JOB: In this exercise, return only the lines that run from the line with "Serialize everything readable" to the end of the entries below, both included. Pictures are not copied.

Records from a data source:
►

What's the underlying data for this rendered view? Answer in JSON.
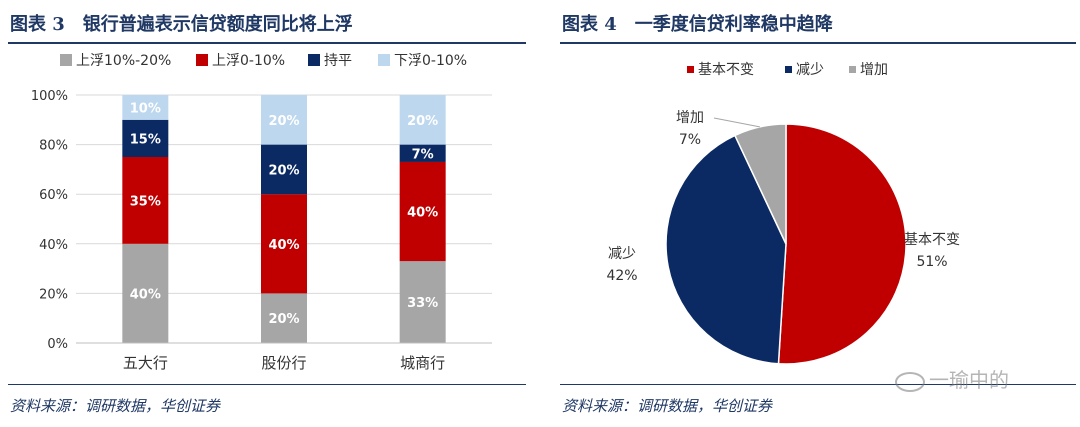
{
  "left": {
    "title": "图表 3　银行普遍表示信贷额度同比将上浮",
    "source": "资料来源：调研数据，华创证券"
  },
  "right": {
    "title": "图表 4　一季度信贷利率稳中趋降",
    "source": "资料来源：调研数据，华创证券"
  },
  "watermark": "一瑜中的",
  "chart_data": [
    {
      "type": "bar",
      "stacked": true,
      "percent": true,
      "categories": [
        "五大行",
        "股份行",
        "城商行"
      ],
      "series": [
        {
          "name": "上浮10%-20%",
          "color": "#a6a6a6",
          "values": [
            40,
            20,
            33
          ],
          "labels": [
            "40%",
            "20%",
            "33%"
          ]
        },
        {
          "name": "上浮0-10%",
          "color": "#c00000",
          "values": [
            35,
            40,
            40
          ],
          "labels": [
            "35%",
            "40%",
            "40%"
          ]
        },
        {
          "name": "持平",
          "color": "#0b2a63",
          "values": [
            15,
            20,
            7
          ],
          "labels": [
            "15%",
            "20%",
            "7%"
          ]
        },
        {
          "name": "下浮0-10%",
          "color": "#bdd7ee",
          "values": [
            10,
            20,
            20
          ],
          "labels": [
            "10%",
            "20%",
            "20%"
          ]
        }
      ],
      "ylim": [
        0,
        100
      ],
      "yticks": [
        "0%",
        "20%",
        "40%",
        "60%",
        "80%",
        "100%"
      ],
      "ytick_values": [
        0,
        20,
        40,
        60,
        80,
        100
      ],
      "grid": true,
      "legend": "top"
    },
    {
      "type": "pie",
      "slices": [
        {
          "name": "基本不变",
          "value": 51,
          "label": "51%",
          "color": "#c00000"
        },
        {
          "name": "减少",
          "value": 42,
          "label": "42%",
          "color": "#0b2a63"
        },
        {
          "name": "增加",
          "value": 7,
          "label": "7%",
          "color": "#a6a6a6"
        }
      ],
      "legend": "top"
    }
  ]
}
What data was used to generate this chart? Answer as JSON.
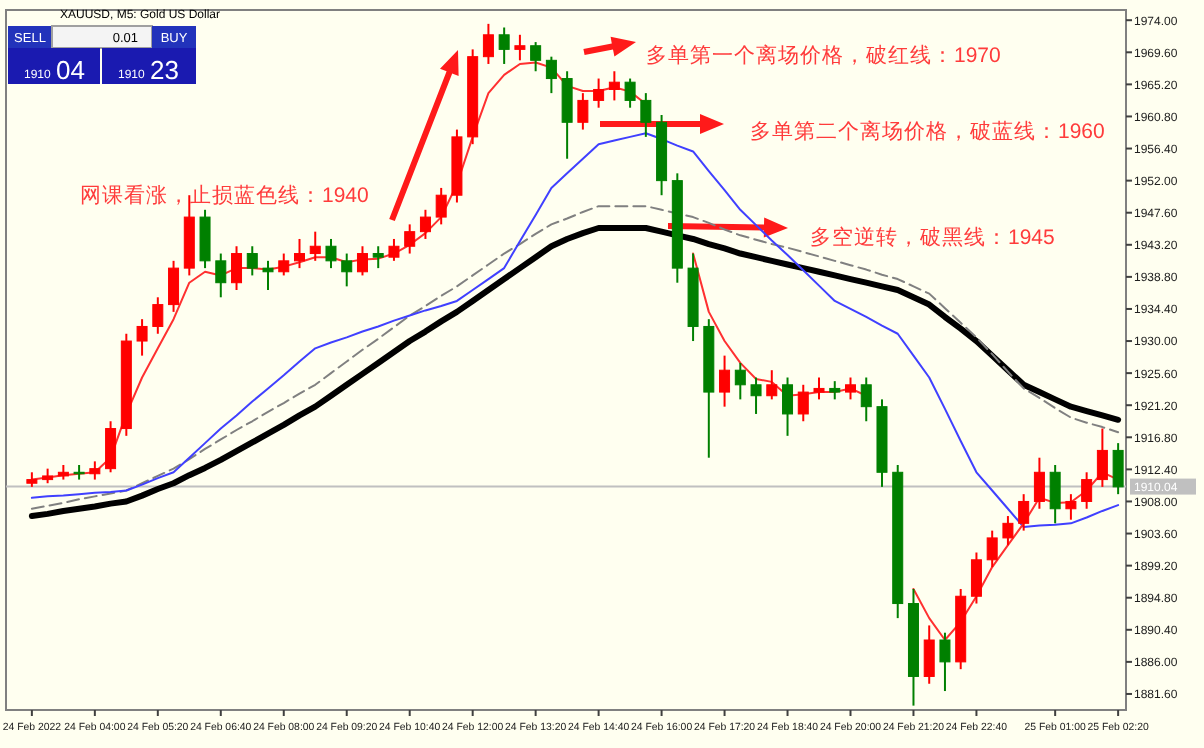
{
  "chart_data": {
    "type": "candlestick",
    "title": "XAUUSD, M5: Gold US Dollar",
    "categories": [
      "24 Feb 2022",
      null,
      null,
      null,
      "24 Feb 04:00",
      null,
      null,
      null,
      "24 Feb 05:20",
      null,
      null,
      null,
      "24 Feb 06:40",
      null,
      null,
      null,
      "24 Feb 08:00",
      null,
      null,
      null,
      "24 Feb 09:20",
      null,
      null,
      null,
      "24 Feb 10:40",
      null,
      null,
      null,
      "24 Feb 12:00",
      null,
      null,
      null,
      "24 Feb 13:20",
      null,
      null,
      null,
      "24 Feb 14:40",
      null,
      null,
      null,
      "24 Feb 16:00",
      null,
      null,
      null,
      "24 Feb 17:20",
      null,
      null,
      null,
      "24 Feb 18:40",
      null,
      null,
      null,
      "24 Feb 20:00",
      null,
      null,
      null,
      "24 Feb 21:20",
      null,
      null,
      null,
      "24 Feb 22:40",
      null,
      null,
      null,
      null,
      "25 Feb 01:00",
      null,
      null,
      null,
      "25 Feb 02:20"
    ],
    "ohlc": [
      [
        1910.5,
        1912,
        1910,
        1911
      ],
      [
        1911,
        1912.5,
        1910.5,
        1911.5
      ],
      [
        1911.5,
        1913,
        1911,
        1912
      ],
      [
        1912,
        1913,
        1911,
        1911.8
      ],
      [
        1911.8,
        1913.5,
        1911,
        1912.5
      ],
      [
        1912.5,
        1919,
        1912,
        1918
      ],
      [
        1918,
        1931,
        1917,
        1930
      ],
      [
        1930,
        1933,
        1928,
        1932
      ],
      [
        1932,
        1936,
        1931,
        1935
      ],
      [
        1935,
        1941,
        1934,
        1940
      ],
      [
        1940,
        1950,
        1939,
        1947
      ],
      [
        1947,
        1948,
        1940,
        1941
      ],
      [
        1941,
        1942,
        1936,
        1938
      ],
      [
        1938,
        1943,
        1937,
        1942
      ],
      [
        1942,
        1943,
        1939,
        1940
      ],
      [
        1940,
        1941,
        1937,
        1939.5
      ],
      [
        1939.5,
        1942,
        1939,
        1941
      ],
      [
        1941,
        1944,
        1940,
        1942
      ],
      [
        1942,
        1945,
        1941,
        1943
      ],
      [
        1943,
        1944,
        1940,
        1941
      ],
      [
        1941,
        1942,
        1937.5,
        1939.5
      ],
      [
        1939.5,
        1943,
        1939,
        1942
      ],
      [
        1942,
        1943,
        1940,
        1941.5
      ],
      [
        1941.5,
        1944,
        1941,
        1943
      ],
      [
        1943,
        1946,
        1942,
        1945
      ],
      [
        1945,
        1948,
        1944,
        1947
      ],
      [
        1947,
        1951,
        1946,
        1950
      ],
      [
        1950,
        1959,
        1949,
        1958
      ],
      [
        1958,
        1970,
        1957,
        1969
      ],
      [
        1969,
        1973.5,
        1968,
        1972
      ],
      [
        1972,
        1973,
        1968,
        1970
      ],
      [
        1970,
        1972,
        1968.5,
        1970.5
      ],
      [
        1970.5,
        1971,
        1967,
        1968.5
      ],
      [
        1968.5,
        1969,
        1964,
        1966
      ],
      [
        1966,
        1967,
        1955,
        1960
      ],
      [
        1960,
        1964,
        1959,
        1963
      ],
      [
        1963,
        1966,
        1962,
        1964.5
      ],
      [
        1964.5,
        1967,
        1963,
        1965.5
      ],
      [
        1965.5,
        1966,
        1962,
        1963
      ],
      [
        1963,
        1964,
        1958,
        1960
      ],
      [
        1960,
        1961,
        1950,
        1952
      ],
      [
        1952,
        1953,
        1938,
        1940
      ],
      [
        1940,
        1942,
        1930,
        1932
      ],
      [
        1932,
        1933,
        1914,
        1923
      ],
      [
        1923,
        1928,
        1921,
        1926
      ],
      [
        1926,
        1927,
        1922,
        1924
      ],
      [
        1924,
        1925,
        1920,
        1922.5
      ],
      [
        1922.5,
        1926,
        1922,
        1924
      ],
      [
        1924,
        1925,
        1917,
        1920
      ],
      [
        1920,
        1924,
        1919,
        1923
      ],
      [
        1923,
        1925,
        1922,
        1923.5
      ],
      [
        1923.5,
        1924.5,
        1922,
        1923
      ],
      [
        1923,
        1925,
        1922,
        1924
      ],
      [
        1924,
        1925,
        1919,
        1921
      ],
      [
        1921,
        1922,
        1910,
        1912
      ],
      [
        1912,
        1913,
        1892,
        1894
      ],
      [
        1894,
        1896,
        1880,
        1884
      ],
      [
        1884,
        1891,
        1883,
        1889
      ],
      [
        1889,
        1890,
        1882,
        1886
      ],
      [
        1886,
        1896,
        1885,
        1895
      ],
      [
        1895,
        1901,
        1894,
        1900
      ],
      [
        1900,
        1904,
        1899,
        1903
      ],
      [
        1903,
        1906,
        1902,
        1905
      ],
      [
        1905,
        1909,
        1904,
        1908
      ],
      [
        1908,
        1914,
        1907,
        1912
      ],
      [
        1912,
        1913,
        1905,
        1907
      ],
      [
        1907,
        1909,
        1905.5,
        1908
      ],
      [
        1908,
        1912,
        1907,
        1911
      ],
      [
        1911,
        1918,
        1910,
        1915
      ],
      [
        1915,
        1916,
        1909,
        1910
      ]
    ],
    "colors": [
      "#ff0000",
      "#ff0000",
      "#ff0000",
      "#008000",
      "#ff0000",
      "#ff0000",
      "#ff0000",
      "#ff0000",
      "#ff0000",
      "#ff0000",
      "#ff0000",
      "#008000",
      "#008000",
      "#ff0000",
      "#008000",
      "#008000",
      "#ff0000",
      "#ff0000",
      "#ff0000",
      "#008000",
      "#008000",
      "#ff0000",
      "#008000",
      "#ff0000",
      "#ff0000",
      "#ff0000",
      "#ff0000",
      "#ff0000",
      "#ff0000",
      "#ff0000",
      "#008000",
      "#ff0000",
      "#008000",
      "#008000",
      "#008000",
      "#ff0000",
      "#ff0000",
      "#ff0000",
      "#008000",
      "#008000",
      "#008000",
      "#008000",
      "#008000",
      "#008000",
      "#ff0000",
      "#008000",
      "#008000",
      "#ff0000",
      "#008000",
      "#ff0000",
      "#ff0000",
      "#008000",
      "#ff0000",
      "#008000",
      "#008000",
      "#008000",
      "#008000",
      "#ff0000",
      "#008000",
      "#ff0000",
      "#ff0000",
      "#ff0000",
      "#ff0000",
      "#ff0000",
      "#ff0000",
      "#008000",
      "#ff0000",
      "#ff0000",
      "#ff0000",
      "#008000"
    ],
    "series": [
      {
        "type": "line",
        "color": "#000000",
        "values": [
          1906,
          1906.3,
          1906.7,
          1907,
          1907.3,
          1907.7,
          1908,
          1908.8,
          1909.7,
          1910.5,
          1911.6,
          1912.6,
          1913.7,
          1914.9,
          1916.1,
          1917.3,
          1918.5,
          1919.8,
          1921,
          1922.5,
          1924,
          1925.5,
          1927,
          1928.5,
          1930,
          1931.3,
          1932.7,
          1934,
          1935.5,
          1937,
          1938.5,
          1940,
          1941.5,
          1943,
          1944,
          1944.8,
          1945.5,
          1945.5,
          1945.5,
          1945.5,
          1945,
          1944.5,
          1944,
          1943.3,
          1942.7,
          1942,
          1941.5,
          1941,
          1940.5,
          1940,
          1939.5,
          1939,
          1938.5,
          1938,
          1937.5,
          1937,
          1936,
          1935,
          1933.3,
          1931.7,
          1930,
          1928,
          1926,
          1924,
          1923,
          1922,
          1921,
          1920.4,
          1919.8,
          1919.2
        ]
      },
      {
        "type": "line",
        "color": "#808080",
        "line_style": "dashed",
        "values": [
          1907,
          1907.4,
          1907.8,
          1908.3,
          1908.7,
          1909.1,
          1909.5,
          1910.5,
          1911.5,
          1912.5,
          1913.8,
          1915.2,
          1916.5,
          1917.8,
          1919,
          1920.3,
          1921.5,
          1922.8,
          1924,
          1925.6,
          1927.2,
          1928.8,
          1930.3,
          1931.9,
          1933.5,
          1934.8,
          1936.2,
          1937.5,
          1939,
          1940.5,
          1942,
          1943.3,
          1944.7,
          1946,
          1946.8,
          1947.7,
          1948.5,
          1948.5,
          1948.5,
          1948.5,
          1948,
          1947.5,
          1947,
          1946.2,
          1945.3,
          1944.5,
          1943.9,
          1943.3,
          1942.8,
          1942.2,
          1941.6,
          1941,
          1940.4,
          1939.8,
          1939.1,
          1938.5,
          1937.5,
          1936.5,
          1934.5,
          1932.5,
          1930.5,
          1928.2,
          1925.8,
          1923.5,
          1922.2,
          1920.8,
          1919.5,
          1918.8,
          1918.2,
          1917.5
        ]
      },
      {
        "type": "line",
        "color": "#4040ff",
        "values": [
          1908.5,
          1908.7,
          1908.8,
          1909,
          1909.2,
          1909.3,
          1909.5,
          1910.3,
          1911.2,
          1912,
          1914,
          1916,
          1918,
          1919.8,
          1921.7,
          1923.5,
          1925.3,
          1927.2,
          1929,
          1929.8,
          1930.5,
          1931.3,
          1932,
          1932.8,
          1933.5,
          1934.2,
          1934.8,
          1935.5,
          1937,
          1938.5,
          1940,
          1943.7,
          1947.3,
          1951,
          1953,
          1955,
          1957,
          1957.5,
          1958,
          1958.5,
          1957.7,
          1956.8,
          1956,
          1953.3,
          1950.7,
          1948,
          1945.9,
          1943.8,
          1941.8,
          1939.7,
          1937.6,
          1935.5,
          1934.4,
          1933.3,
          1932.1,
          1931,
          1928,
          1925,
          1920.7,
          1916.3,
          1912,
          1909.5,
          1907,
          1904.5,
          1904.7,
          1904.8,
          1905,
          1905.8,
          1906.7,
          1907.5
        ]
      },
      {
        "type": "line",
        "color": "#ff3030",
        "values": [
          1911,
          1911.3,
          1911.6,
          1911.8,
          1912,
          1914,
          1920,
          1925,
          1929,
          1933,
          1938,
          1939.5,
          1939,
          1940,
          1940,
          1939.8,
          1940.2,
          1940.8,
          1941.5,
          1941.5,
          1940.8,
          1941.2,
          1941.3,
          1942,
          1943.2,
          1944.8,
          1947,
          1951.5,
          1958,
          1964,
          1966.5,
          1968,
          1968.2,
          1967.5,
          1965,
          1964.3,
          1964.3,
          1964.8,
          1964.2,
          1962.5,
          null,
          null,
          1942,
          1934,
          1930,
          1927,
          1924.8,
          1924.4,
          1922.5,
          1922.7,
          1923,
          1923,
          1923.5,
          1922.5,
          null,
          null,
          1896,
          1892,
          1889,
          1891.5,
          1895,
          1899,
          1902,
          1905,
          1908.5,
          1907.8,
          1907.9,
          1909.5,
          1912,
          1911
        ]
      }
    ],
    "ylim": [
      1879.4,
      1975.4
    ],
    "yticks": [
      {
        "value": 1974,
        "label": "1974.00"
      },
      {
        "value": 1969.6,
        "label": "1969.60"
      },
      {
        "value": 1965.2,
        "label": "1965.20"
      },
      {
        "value": 1960.8,
        "label": "1960.80"
      },
      {
        "value": 1956.4,
        "label": "1956.40"
      },
      {
        "value": 1952,
        "label": "1952.00"
      },
      {
        "value": 1947.6,
        "label": "1947.60"
      },
      {
        "value": 1943.2,
        "label": "1943.20"
      },
      {
        "value": 1938.8,
        "label": "1938.80"
      },
      {
        "value": 1934.4,
        "label": "1934.40"
      },
      {
        "value": 1930,
        "label": "1930.00"
      },
      {
        "value": 1925.6,
        "label": "1925.60"
      },
      {
        "value": 1921.2,
        "label": "1921.20"
      },
      {
        "value": 1916.8,
        "label": "1916.80"
      },
      {
        "value": 1912.4,
        "label": "1912.40"
      },
      {
        "value": 1908,
        "label": "1908.00"
      },
      {
        "value": 1903.6,
        "label": "1903.60"
      },
      {
        "value": 1899.2,
        "label": "1899.20"
      },
      {
        "value": 1894.8,
        "label": "1894.80"
      },
      {
        "value": 1890.4,
        "label": "1890.40"
      },
      {
        "value": 1886,
        "label": "1886.00"
      },
      {
        "value": 1881.6,
        "label": "1881.60"
      }
    ],
    "ref_lines": [
      {
        "axis": "y",
        "value": 1910.04,
        "label": "1910.04",
        "color": "#c0c0c0"
      }
    ],
    "annotations": [
      "网课看涨，止损蓝色线：1940",
      "多单第一个离场价格，破红线：1970",
      "多单第二个离场价格，破蓝线：1960",
      "多空逆转，破黑线：1945",
      "SELL",
      "0.01",
      "BUY",
      "1910",
      "04",
      "1910",
      "23"
    ]
  }
}
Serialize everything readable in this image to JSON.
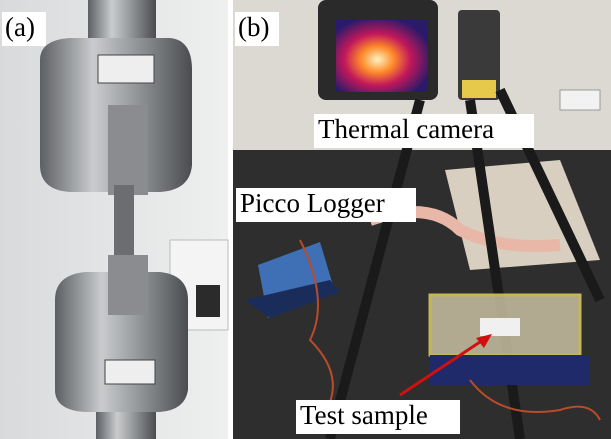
{
  "panels": [
    {
      "label": "(a)"
    },
    {
      "label": "(b)",
      "annotations": [
        "Thermal camera",
        "Picco Logger",
        "Test sample"
      ]
    }
  ]
}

◄

RESPONSE:
Serialize everything readable in this image to JSON.
{
  "panels": [
    {
      "label": "(a)"
    },
    {
      "label": "(b)",
      "annotations": [
        "Thermal camera",
        "Picco Logger",
        "Test sample"
      ]
    }
  ]
}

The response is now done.